◆ Written request: Gather every line of the items below that contains the word "Jugar", and copy each one whole. Letter case must match.

◆ Task inputs:

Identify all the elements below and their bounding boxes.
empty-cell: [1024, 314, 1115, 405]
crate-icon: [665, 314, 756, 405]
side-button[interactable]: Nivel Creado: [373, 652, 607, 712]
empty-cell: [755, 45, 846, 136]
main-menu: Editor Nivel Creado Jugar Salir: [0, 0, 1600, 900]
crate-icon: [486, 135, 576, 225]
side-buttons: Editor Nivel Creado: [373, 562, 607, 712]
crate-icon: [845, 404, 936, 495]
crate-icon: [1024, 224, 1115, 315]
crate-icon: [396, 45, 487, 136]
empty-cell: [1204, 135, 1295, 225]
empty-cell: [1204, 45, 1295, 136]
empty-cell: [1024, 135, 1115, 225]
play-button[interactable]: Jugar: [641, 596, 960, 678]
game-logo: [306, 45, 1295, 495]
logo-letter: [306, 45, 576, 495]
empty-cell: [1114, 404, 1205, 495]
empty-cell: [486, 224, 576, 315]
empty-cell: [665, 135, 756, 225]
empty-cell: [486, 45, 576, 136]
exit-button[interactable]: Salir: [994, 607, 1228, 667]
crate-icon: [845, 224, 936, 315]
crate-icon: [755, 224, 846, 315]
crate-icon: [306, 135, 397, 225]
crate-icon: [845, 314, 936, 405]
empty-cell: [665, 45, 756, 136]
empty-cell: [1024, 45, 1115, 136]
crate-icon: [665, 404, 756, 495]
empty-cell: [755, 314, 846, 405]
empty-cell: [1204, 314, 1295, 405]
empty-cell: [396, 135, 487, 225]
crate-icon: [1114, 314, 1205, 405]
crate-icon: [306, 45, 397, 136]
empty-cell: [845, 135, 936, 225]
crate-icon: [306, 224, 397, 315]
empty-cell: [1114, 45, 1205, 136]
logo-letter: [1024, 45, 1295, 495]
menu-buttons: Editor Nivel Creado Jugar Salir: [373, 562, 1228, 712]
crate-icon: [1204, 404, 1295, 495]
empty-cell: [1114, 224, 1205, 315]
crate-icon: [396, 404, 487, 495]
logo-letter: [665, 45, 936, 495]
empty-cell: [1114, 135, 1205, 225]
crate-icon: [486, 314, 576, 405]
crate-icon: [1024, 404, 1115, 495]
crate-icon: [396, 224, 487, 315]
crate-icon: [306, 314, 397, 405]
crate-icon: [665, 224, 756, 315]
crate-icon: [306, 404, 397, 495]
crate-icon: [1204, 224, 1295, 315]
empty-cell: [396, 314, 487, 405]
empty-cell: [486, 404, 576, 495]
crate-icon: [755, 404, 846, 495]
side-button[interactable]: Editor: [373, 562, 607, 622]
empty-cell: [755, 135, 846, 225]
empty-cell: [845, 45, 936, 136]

◆ Output of the exercise:
main-menu: Editor Nivel Creado Jugar Salir: [0, 0, 1600, 900]
play-button[interactable]: Jugar: [641, 596, 960, 678]
menu-buttons: Editor Nivel Creado Jugar Salir: [373, 562, 1228, 712]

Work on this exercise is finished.